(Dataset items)
- - -
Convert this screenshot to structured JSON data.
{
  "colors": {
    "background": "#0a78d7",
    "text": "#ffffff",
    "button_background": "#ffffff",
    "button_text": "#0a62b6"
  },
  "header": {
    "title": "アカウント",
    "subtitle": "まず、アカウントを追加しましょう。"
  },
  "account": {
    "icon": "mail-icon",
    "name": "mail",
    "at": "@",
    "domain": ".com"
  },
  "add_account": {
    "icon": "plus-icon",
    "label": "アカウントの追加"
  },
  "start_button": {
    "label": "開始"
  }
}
- - -
WRITTEN REQUEST:
Work through the records above line by line and count those that hold the string "ffffff". Give only the result.

EXERCISE RESPONSE:
2